To do —
Give back the whole listing exactly as shown.

---*---

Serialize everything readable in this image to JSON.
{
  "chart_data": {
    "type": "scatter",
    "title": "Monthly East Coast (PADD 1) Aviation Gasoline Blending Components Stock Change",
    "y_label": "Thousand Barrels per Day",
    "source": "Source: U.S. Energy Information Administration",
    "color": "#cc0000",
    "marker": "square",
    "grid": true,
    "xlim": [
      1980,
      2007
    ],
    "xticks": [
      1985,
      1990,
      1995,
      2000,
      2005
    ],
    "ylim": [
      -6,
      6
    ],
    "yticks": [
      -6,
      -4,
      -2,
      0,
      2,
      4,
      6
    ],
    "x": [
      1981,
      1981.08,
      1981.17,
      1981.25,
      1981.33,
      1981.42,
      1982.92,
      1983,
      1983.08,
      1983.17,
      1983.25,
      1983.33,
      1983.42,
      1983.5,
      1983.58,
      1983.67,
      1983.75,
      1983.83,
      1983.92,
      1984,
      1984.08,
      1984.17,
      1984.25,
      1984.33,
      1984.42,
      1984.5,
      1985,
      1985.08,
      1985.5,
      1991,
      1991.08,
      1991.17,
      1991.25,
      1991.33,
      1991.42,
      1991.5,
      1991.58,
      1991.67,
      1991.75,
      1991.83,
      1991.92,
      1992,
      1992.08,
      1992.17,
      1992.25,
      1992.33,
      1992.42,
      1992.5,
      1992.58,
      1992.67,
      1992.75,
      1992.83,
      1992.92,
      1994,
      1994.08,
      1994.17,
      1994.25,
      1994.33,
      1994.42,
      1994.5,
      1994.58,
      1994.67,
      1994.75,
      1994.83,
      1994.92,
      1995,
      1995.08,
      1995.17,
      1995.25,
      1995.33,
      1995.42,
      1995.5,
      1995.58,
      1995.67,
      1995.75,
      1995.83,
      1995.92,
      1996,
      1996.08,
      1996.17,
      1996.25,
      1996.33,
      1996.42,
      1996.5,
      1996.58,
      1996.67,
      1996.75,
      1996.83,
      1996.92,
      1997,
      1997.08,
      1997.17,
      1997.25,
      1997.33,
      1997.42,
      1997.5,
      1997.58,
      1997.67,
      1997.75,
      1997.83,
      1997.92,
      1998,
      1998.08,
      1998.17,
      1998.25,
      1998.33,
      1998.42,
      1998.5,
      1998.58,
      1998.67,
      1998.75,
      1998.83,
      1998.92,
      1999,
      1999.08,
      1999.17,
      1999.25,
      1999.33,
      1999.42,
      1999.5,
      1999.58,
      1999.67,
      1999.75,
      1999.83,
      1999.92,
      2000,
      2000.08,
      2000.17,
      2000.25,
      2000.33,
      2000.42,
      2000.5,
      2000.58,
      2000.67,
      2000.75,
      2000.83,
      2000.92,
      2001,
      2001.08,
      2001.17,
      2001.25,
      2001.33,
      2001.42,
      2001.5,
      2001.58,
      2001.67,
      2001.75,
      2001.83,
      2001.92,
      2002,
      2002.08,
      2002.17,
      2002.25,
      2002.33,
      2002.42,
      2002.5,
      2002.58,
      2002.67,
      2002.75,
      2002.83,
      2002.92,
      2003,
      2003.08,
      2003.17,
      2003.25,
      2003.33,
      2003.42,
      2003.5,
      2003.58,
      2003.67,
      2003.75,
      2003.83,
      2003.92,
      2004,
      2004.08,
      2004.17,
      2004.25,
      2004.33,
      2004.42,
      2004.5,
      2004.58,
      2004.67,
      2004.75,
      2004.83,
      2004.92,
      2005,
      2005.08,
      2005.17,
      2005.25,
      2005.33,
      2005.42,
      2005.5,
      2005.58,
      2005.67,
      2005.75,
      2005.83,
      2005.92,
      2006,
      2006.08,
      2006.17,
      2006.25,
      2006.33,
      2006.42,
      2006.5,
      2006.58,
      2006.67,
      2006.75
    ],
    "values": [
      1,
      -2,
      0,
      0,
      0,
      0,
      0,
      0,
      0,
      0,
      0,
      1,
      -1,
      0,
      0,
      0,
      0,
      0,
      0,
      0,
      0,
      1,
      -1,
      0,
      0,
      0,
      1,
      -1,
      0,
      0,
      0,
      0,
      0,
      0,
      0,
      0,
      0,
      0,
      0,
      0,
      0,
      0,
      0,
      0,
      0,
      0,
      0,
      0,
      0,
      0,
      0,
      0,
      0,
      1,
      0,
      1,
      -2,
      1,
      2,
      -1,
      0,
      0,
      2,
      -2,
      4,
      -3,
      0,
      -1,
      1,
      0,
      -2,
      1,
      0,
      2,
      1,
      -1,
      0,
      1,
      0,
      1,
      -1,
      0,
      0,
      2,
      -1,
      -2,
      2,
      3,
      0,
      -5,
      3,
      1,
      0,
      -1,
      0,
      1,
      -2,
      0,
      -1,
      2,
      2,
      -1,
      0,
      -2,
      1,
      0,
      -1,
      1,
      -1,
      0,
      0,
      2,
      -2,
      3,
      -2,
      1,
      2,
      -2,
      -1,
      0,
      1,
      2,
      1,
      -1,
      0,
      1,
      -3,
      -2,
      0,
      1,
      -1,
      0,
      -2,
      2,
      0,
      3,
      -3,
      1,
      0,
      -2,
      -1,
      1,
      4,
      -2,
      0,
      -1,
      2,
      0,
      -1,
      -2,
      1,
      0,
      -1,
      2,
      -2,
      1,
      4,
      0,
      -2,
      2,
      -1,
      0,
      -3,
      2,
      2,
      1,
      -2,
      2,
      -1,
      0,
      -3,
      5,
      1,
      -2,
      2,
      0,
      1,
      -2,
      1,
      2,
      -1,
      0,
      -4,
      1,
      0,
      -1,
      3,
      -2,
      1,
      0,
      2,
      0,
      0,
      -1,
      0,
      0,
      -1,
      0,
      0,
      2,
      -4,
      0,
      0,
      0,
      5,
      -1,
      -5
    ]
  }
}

---*---

Exercise answer —
Serialize everything readable in this image to JSON.
{
  "chart_data": {
    "type": "scatter",
    "title": "Monthly East Coast (PADD 1) Aviation Gasoline Blending Components Stock Change",
    "y_label": "Thousand Barrels per Day",
    "source": "Source: U.S. Energy Information Administration",
    "color": "#cc0000",
    "marker": "square",
    "grid": true,
    "xlim": [
      1980,
      2007
    ],
    "xticks": [
      1985,
      1990,
      1995,
      2000,
      2005
    ],
    "ylim": [
      -6,
      6
    ],
    "yticks": [
      -6,
      -4,
      -2,
      0,
      2,
      4,
      6
    ],
    "x": [
      1981,
      1981.08,
      1981.17,
      1981.25,
      1981.33,
      1981.42,
      1982.92,
      1983,
      1983.08,
      1983.17,
      1983.25,
      1983.33,
      1983.42,
      1983.5,
      1983.58,
      1983.67,
      1983.75,
      1983.83,
      1983.92,
      1984,
      1984.08,
      1984.17,
      1984.25,
      1984.33,
      1984.42,
      1984.5,
      1985,
      1985.08,
      1985.5,
      1991,
      1991.08,
      1991.17,
      1991.25,
      1991.33,
      1991.42,
      1991.5,
      1991.58,
      1991.67,
      1991.75,
      1991.83,
      1991.92,
      1992,
      1992.08,
      1992.17,
      1992.25,
      1992.33,
      1992.42,
      1992.5,
      1992.58,
      1992.67,
      1992.75,
      1992.83,
      1992.92,
      1994,
      1994.08,
      1994.17,
      1994.25,
      1994.33,
      1994.42,
      1994.5,
      1994.58,
      1994.67,
      1994.75,
      1994.83,
      1994.92,
      1995,
      1995.08,
      1995.17,
      1995.25,
      1995.33,
      1995.42,
      1995.5,
      1995.58,
      1995.67,
      1995.75,
      1995.83,
      1995.92,
      1996,
      1996.08,
      1996.17,
      1996.25,
      1996.33,
      1996.42,
      1996.5,
      1996.58,
      1996.67,
      1996.75,
      1996.83,
      1996.92,
      1997,
      1997.08,
      1997.17,
      1997.25,
      1997.33,
      1997.42,
      1997.5,
      1997.58,
      1997.67,
      1997.75,
      1997.83,
      1997.92,
      1998,
      1998.08,
      1998.17,
      1998.25,
      1998.33,
      1998.42,
      1998.5,
      1998.58,
      1998.67,
      1998.75,
      1998.83,
      1998.92,
      1999,
      1999.08,
      1999.17,
      1999.25,
      1999.33,
      1999.42,
      1999.5,
      1999.58,
      1999.67,
      1999.75,
      1999.83,
      1999.92,
      2000,
      2000.08,
      2000.17,
      2000.25,
      2000.33,
      2000.42,
      2000.5,
      2000.58,
      2000.67,
      2000.75,
      2000.83,
      2000.92,
      2001,
      2001.08,
      2001.17,
      2001.25,
      2001.33,
      2001.42,
      2001.5,
      2001.58,
      2001.67,
      2001.75,
      2001.83,
      2001.92,
      2002,
      2002.08,
      2002.17,
      2002.25,
      2002.33,
      2002.42,
      2002.5,
      2002.58,
      2002.67,
      2002.75,
      2002.83,
      2002.92,
      2003,
      2003.08,
      2003.17,
      2003.25,
      2003.33,
      2003.42,
      2003.5,
      2003.58,
      2003.67,
      2003.75,
      2003.83,
      2003.92,
      2004,
      2004.08,
      2004.17,
      2004.25,
      2004.33,
      2004.42,
      2004.5,
      2004.58,
      2004.67,
      2004.75,
      2004.83,
      2004.92,
      2005,
      2005.08,
      2005.17,
      2005.25,
      2005.33,
      2005.42,
      2005.5,
      2005.58,
      2005.67,
      2005.75,
      2005.83,
      2005.92,
      2006,
      2006.08,
      2006.17,
      2006.25,
      2006.33,
      2006.42,
      2006.5,
      2006.58,
      2006.67,
      2006.75
    ],
    "values": [
      1,
      -2,
      0,
      0,
      0,
      0,
      0,
      0,
      0,
      0,
      0,
      1,
      -1,
      0,
      0,
      0,
      0,
      0,
      0,
      0,
      0,
      1,
      -1,
      0,
      0,
      0,
      1,
      -1,
      0,
      0,
      0,
      0,
      0,
      0,
      0,
      0,
      0,
      0,
      0,
      0,
      0,
      0,
      0,
      0,
      0,
      0,
      0,
      0,
      0,
      0,
      0,
      0,
      0,
      1,
      0,
      1,
      -2,
      1,
      2,
      -1,
      0,
      0,
      2,
      -2,
      4,
      -3,
      0,
      -1,
      1,
      0,
      -2,
      1,
      0,
      2,
      1,
      -1,
      0,
      1,
      0,
      1,
      -1,
      0,
      0,
      2,
      -1,
      -2,
      2,
      3,
      0,
      -5,
      3,
      1,
      0,
      -1,
      0,
      1,
      -2,
      0,
      -1,
      2,
      2,
      -1,
      0,
      -2,
      1,
      0,
      -1,
      1,
      -1,
      0,
      0,
      2,
      -2,
      3,
      -2,
      1,
      2,
      -2,
      -1,
      0,
      1,
      2,
      1,
      -1,
      0,
      1,
      -3,
      -2,
      0,
      1,
      -1,
      0,
      -2,
      2,
      0,
      3,
      -3,
      1,
      0,
      -2,
      -1,
      1,
      4,
      -2,
      0,
      -1,
      2,
      0,
      -1,
      -2,
      1,
      0,
      -1,
      2,
      -2,
      1,
      4,
      0,
      -2,
      2,
      -1,
      0,
      -3,
      2,
      2,
      1,
      -2,
      2,
      -1,
      0,
      -3,
      5,
      1,
      -2,
      2,
      0,
      1,
      -2,
      1,
      2,
      -1,
      0,
      -4,
      1,
      0,
      -1,
      3,
      -2,
      1,
      0,
      2,
      0,
      0,
      -1,
      0,
      0,
      -1,
      0,
      0,
      2,
      -4,
      0,
      0,
      0,
      5,
      -1,
      -5
    ]
  }
}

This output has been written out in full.